Collected data entries:
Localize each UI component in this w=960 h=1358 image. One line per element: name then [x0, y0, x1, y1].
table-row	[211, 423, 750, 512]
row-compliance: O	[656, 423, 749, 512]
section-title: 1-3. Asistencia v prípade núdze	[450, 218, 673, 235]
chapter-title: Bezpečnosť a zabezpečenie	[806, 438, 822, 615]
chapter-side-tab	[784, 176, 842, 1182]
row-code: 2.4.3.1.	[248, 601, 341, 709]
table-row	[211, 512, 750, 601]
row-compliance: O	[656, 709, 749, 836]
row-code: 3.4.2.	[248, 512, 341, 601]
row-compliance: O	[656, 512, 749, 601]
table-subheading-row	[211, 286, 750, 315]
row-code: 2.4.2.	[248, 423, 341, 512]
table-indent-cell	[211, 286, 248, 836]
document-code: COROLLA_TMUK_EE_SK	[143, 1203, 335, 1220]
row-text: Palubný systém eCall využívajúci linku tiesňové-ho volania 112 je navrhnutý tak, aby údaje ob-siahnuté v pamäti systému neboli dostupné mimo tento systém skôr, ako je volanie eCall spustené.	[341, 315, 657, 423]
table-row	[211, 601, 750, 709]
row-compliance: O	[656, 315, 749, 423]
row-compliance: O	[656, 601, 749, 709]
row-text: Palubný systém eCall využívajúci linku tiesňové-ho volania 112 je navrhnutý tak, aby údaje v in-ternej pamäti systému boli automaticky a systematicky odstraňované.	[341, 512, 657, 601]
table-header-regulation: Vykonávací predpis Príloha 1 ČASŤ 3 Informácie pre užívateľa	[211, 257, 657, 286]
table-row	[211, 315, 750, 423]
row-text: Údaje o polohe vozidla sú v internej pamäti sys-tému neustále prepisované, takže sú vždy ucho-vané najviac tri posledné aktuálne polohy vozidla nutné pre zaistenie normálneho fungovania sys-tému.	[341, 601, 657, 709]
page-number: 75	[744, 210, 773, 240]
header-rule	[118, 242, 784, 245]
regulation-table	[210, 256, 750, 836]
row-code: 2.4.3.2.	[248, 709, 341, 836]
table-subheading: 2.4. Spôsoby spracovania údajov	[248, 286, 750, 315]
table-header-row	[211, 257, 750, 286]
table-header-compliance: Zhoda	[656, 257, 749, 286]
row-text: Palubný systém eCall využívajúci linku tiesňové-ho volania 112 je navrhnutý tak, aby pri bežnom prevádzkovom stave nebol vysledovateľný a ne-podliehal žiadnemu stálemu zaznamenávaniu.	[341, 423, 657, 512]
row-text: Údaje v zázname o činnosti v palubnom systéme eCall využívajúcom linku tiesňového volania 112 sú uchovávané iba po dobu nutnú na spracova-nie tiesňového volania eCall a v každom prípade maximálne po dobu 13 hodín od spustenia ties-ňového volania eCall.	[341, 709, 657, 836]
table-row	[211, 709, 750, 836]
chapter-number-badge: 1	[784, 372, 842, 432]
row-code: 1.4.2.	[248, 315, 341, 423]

* Goal:
Put the items from the start through the line containing "512, 341, 601]" into a numbered list, leaving out any blank lines.

* Answer below:
1. Localize each UI component in this w=960 h=1358 image. One line per element: name then [x0, y0, x1, y1].
2. table-row	[211, 423, 750, 512]
3. row-compliance: O	[656, 423, 749, 512]
4. section-title: 1-3. Asistencia v prípade núdze	[450, 218, 673, 235]
5. chapter-title: Bezpečnosť a zabezpečenie	[806, 438, 822, 615]
6. chapter-side-tab	[784, 176, 842, 1182]
7. row-code: 2.4.3.1.	[248, 601, 341, 709]
8. table-row	[211, 512, 750, 601]
9. row-compliance: O	[656, 709, 749, 836]
10. row-code: 3.4.2.	[248, 512, 341, 601]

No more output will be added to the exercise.